What is required: The entries below should be transcribed in their entirety, exactly as written.

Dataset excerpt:
----
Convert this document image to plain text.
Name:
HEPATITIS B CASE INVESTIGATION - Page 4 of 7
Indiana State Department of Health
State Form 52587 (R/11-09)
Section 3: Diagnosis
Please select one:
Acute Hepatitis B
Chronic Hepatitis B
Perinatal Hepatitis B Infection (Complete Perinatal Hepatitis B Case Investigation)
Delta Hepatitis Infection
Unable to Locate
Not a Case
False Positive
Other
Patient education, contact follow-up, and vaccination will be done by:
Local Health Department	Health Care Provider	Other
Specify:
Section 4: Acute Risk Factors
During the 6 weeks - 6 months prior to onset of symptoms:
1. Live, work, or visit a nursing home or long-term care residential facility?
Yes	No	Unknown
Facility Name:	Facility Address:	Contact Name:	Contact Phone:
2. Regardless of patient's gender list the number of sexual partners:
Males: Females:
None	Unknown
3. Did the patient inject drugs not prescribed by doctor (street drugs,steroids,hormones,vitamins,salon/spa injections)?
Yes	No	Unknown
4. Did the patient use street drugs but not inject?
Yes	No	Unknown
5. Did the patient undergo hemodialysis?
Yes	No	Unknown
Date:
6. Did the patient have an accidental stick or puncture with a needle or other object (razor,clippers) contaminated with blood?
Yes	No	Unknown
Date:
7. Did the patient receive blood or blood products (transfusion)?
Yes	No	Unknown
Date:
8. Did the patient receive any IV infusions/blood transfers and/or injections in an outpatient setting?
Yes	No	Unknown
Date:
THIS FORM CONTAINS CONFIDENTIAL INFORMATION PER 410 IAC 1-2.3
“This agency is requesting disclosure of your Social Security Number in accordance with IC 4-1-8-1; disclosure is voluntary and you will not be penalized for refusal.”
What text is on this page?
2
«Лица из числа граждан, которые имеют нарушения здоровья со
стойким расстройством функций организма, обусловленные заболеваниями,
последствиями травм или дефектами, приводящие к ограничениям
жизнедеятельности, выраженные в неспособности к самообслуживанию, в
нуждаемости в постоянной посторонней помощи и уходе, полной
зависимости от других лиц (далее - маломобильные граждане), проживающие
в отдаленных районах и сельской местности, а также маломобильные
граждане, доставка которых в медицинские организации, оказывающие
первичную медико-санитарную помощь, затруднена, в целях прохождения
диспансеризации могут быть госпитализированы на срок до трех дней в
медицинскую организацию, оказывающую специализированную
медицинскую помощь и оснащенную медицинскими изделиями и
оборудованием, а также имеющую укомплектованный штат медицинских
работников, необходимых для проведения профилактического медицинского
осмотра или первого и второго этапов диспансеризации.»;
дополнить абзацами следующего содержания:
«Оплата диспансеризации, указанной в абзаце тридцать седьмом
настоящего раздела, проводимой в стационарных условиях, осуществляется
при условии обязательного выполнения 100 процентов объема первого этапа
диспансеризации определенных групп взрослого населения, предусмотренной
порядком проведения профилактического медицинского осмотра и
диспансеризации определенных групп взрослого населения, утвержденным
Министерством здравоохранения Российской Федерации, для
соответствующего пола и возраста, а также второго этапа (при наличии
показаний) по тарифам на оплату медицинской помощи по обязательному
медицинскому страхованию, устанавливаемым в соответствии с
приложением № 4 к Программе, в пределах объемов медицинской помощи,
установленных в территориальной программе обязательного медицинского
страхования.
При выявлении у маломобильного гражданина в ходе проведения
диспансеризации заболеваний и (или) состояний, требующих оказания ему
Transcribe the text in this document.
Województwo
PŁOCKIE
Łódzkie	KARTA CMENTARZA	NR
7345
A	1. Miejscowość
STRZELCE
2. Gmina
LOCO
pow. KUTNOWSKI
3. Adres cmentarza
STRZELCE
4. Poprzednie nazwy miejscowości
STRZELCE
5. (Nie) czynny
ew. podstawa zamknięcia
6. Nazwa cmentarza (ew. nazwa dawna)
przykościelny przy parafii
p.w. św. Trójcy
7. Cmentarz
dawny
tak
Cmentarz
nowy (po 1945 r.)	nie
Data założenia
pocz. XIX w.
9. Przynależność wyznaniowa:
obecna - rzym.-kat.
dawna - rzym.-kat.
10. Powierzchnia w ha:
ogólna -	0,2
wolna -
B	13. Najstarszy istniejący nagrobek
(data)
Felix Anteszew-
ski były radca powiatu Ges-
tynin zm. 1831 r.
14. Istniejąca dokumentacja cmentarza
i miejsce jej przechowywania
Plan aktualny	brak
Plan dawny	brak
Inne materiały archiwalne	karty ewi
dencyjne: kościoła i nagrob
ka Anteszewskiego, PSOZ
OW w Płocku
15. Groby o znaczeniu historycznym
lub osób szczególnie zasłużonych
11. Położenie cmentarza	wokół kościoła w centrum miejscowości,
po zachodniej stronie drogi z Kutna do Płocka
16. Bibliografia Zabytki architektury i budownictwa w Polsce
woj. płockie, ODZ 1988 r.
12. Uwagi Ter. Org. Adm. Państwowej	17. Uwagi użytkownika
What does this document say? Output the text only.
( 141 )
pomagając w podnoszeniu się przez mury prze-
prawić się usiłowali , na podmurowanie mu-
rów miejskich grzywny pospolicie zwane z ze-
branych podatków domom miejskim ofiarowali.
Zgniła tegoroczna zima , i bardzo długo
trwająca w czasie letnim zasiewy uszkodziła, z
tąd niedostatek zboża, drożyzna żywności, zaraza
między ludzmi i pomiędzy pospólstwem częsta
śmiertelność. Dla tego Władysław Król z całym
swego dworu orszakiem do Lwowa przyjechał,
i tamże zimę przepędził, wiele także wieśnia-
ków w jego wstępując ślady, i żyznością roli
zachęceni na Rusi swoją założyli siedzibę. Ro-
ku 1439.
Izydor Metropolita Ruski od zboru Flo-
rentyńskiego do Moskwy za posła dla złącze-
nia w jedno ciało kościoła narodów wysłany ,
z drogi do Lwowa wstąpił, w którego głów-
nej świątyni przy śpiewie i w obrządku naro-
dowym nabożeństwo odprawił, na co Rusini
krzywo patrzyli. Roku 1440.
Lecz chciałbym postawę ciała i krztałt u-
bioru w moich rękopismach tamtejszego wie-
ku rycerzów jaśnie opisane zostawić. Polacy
----
The completed task:
Convert this document image to plain text.
Name:
HEPATITIS B CASE INVESTIGATION - Page 4 of 7
Indiana State Department of Health
State Form 52587 (R/11-09)
Section 3: Diagnosis
Please select one:
Acute Hepatitis B
Chronic Hepatitis B
Perinatal Hepatitis B Infection (Complete Perinatal Hepatitis B Case Investigation)
Delta Hepatitis Infection
Unable to Locate
Not a Case
False Positive
Other
Patient education, contact follow-up, and vaccination will be done by:
Local Health Department	Health Care Provider	Other
Specify:
Section 4: Acute Risk Factors
During the 6 weeks - 6 months prior to onset of symptoms:
1. Live, work, or visit a nursing home or long-term care residential facility?
Yes	No	Unknown
Facility Name:	Facility Address:	Contact Name:	Contact Phone:
2. Regardless of patient's gender list the number of sexual partners:
Males: Females:
None	Unknown
3. Did the patient inject drugs not prescribed by doctor (street drugs,steroids,hormones,vitamins,salon/spa injections)?
Yes	No	Unknown
4. Did the patient use street drugs but not inject?
Yes	No	Unknown
5. Did the patient undergo hemodialysis?
Yes	No	Unknown
Date:
6. Did the patient have an accidental stick or puncture with a needle or other object (razor,clippers) contaminated with blood?
Yes	No	Unknown
Date:
7. Did the patient receive blood or blood products (transfusion)?
Yes	No	Unknown
Date:
8. Did the patient receive any IV infusions/blood transfers and/or injections in an outpatient setting?
Yes	No	Unknown
Date:
THIS FORM CONTAINS CONFIDENTIAL INFORMATION PER 410 IAC 1-2.3
“This agency is requesting disclosure of your Social Security Number in accordance with IC 4-1-8-1; disclosure is voluntary and you will not be penalized for refusal.”
What text is on this page?
2
«Лица из числа граждан, которые имеют нарушения здоровья со
стойким расстройством функций организма, обусловленные заболеваниями,
последствиями травм или дефектами, приводящие к ограничениям
жизнедеятельности, выраженные в неспособности к самообслуживанию, в
нуждаемости в постоянной посторонней помощи и уходе, полной
зависимости от других лиц (далее - маломобильные граждане), проживающие
в отдаленных районах и сельской местности, а также маломобильные
граждане, доставка которых в медицинские организации, оказывающие
первичную медико-санитарную помощь, затруднена, в целях прохождения
диспансеризации могут быть госпитализированы на срок до трех дней в
медицинскую организацию, оказывающую специализированную
медицинскую помощь и оснащенную медицинскими изделиями и
оборудованием, а также имеющую укомплектованный штат медицинских
работников, необходимых для проведения профилактического медицинского
осмотра или первого и второго этапов диспансеризации.»;
дополнить абзацами следующего содержания:
«Оплата диспансеризации, указанной в абзаце тридцать седьмом
настоящего раздела, проводимой в стационарных условиях, осуществляется
при условии обязательного выполнения 100 процентов объема первого этапа
диспансеризации определенных групп взрослого населения, предусмотренной
порядком проведения профилактического медицинского осмотра и
диспансеризации определенных групп взрослого населения, утвержденным
Министерством здравоохранения Российской Федерации, для
соответствующего пола и возраста, а также второго этапа (при наличии
показаний) по тарифам на оплату медицинской помощи по обязательному
медицинскому страхованию, устанавливаемым в соответствии с
приложением № 4 к Программе, в пределах объемов медицинской помощи,
установленных в территориальной программе обязательного медицинского
страхования.
При выявлении у маломобильного гражданина в ходе проведения
диспансеризации заболеваний и (или) состояний, требующих оказания ему
Transcribe the text in this document.
Województwo
PŁOCKIE
Łódzkie	KARTA CMENTARZA	NR
7345
A	1. Miejscowość
STRZELCE
2. Gmina
LOCO
pow. KUTNOWSKI
3. Adres cmentarza
STRZELCE
4. Poprzednie nazwy miejscowości
STRZELCE
5. (Nie) czynny
ew. podstawa zamknięcia
6. Nazwa cmentarza (ew. nazwa dawna)
przykościelny przy parafii
p.w. św. Trójcy
7. Cmentarz
dawny
tak
Cmentarz
nowy (po 1945 r.)	nie
Data założenia
pocz. XIX w.
9. Przynależność wyznaniowa:
obecna - rzym.-kat.
dawna - rzym.-kat.
10. Powierzchnia w ha:
ogólna -	0,2
wolna -
B	13. Najstarszy istniejący nagrobek
(data)
Felix Anteszew-
ski były radca powiatu Ges-
tynin zm. 1831 r.
14. Istniejąca dokumentacja cmentarza
i miejsce jej przechowywania
Plan aktualny	brak
Plan dawny	brak
Inne materiały archiwalne	karty ewi
dencyjne: kościoła i nagrob
ka Anteszewskiego, PSOZ
OW w Płocku
15. Groby o znaczeniu historycznym
lub osób szczególnie zasłużonych
11. Położenie cmentarza	wokół kościoła w centrum miejscowości,
po zachodniej stronie drogi z Kutna do Płocka
16. Bibliografia Zabytki architektury i budownictwa w Polsce
woj. płockie, ODZ 1988 r.
12. Uwagi Ter. Org. Adm. Państwowej	17. Uwagi użytkownika
What does this document say? Output the text only.
( 141 )
pomagając w podnoszeniu się przez mury prze-
prawić się usiłowali , na podmurowanie mu-
rów miejskich grzywny pospolicie zwane z ze-
branych podatków domom miejskim ofiarowali.
Zgniła tegoroczna zima , i bardzo długo
trwająca w czasie letnim zasiewy uszkodziła, z
tąd niedostatek zboża, drożyzna żywności, zaraza
między ludzmi i pomiędzy pospólstwem częsta
śmiertelność. Dla tego Władysław Król z całym
swego dworu orszakiem do Lwowa przyjechał,
i tamże zimę przepędził, wiele także wieśnia-
ków w jego wstępując ślady, i żyznością roli
zachęceni na Rusi swoją założyli siedzibę. Ro-
ku 1439.
Izydor Metropolita Ruski od zboru Flo-
rentyńskiego do Moskwy za posła dla złącze-
nia w jedno ciało kościoła narodów wysłany ,
z drogi do Lwowa wstąpił, w którego głów-
nej świątyni przy śpiewie i w obrządku naro-
dowym nabożeństwo odprawił, na co Rusini
krzywo patrzyli. Roku 1440.
Lecz chciałbym postawę ciała i krztałt u-
bioru w moich rękopismach tamtejszego wie-
ku rycerzów jaśnie opisane zostawić. Polacy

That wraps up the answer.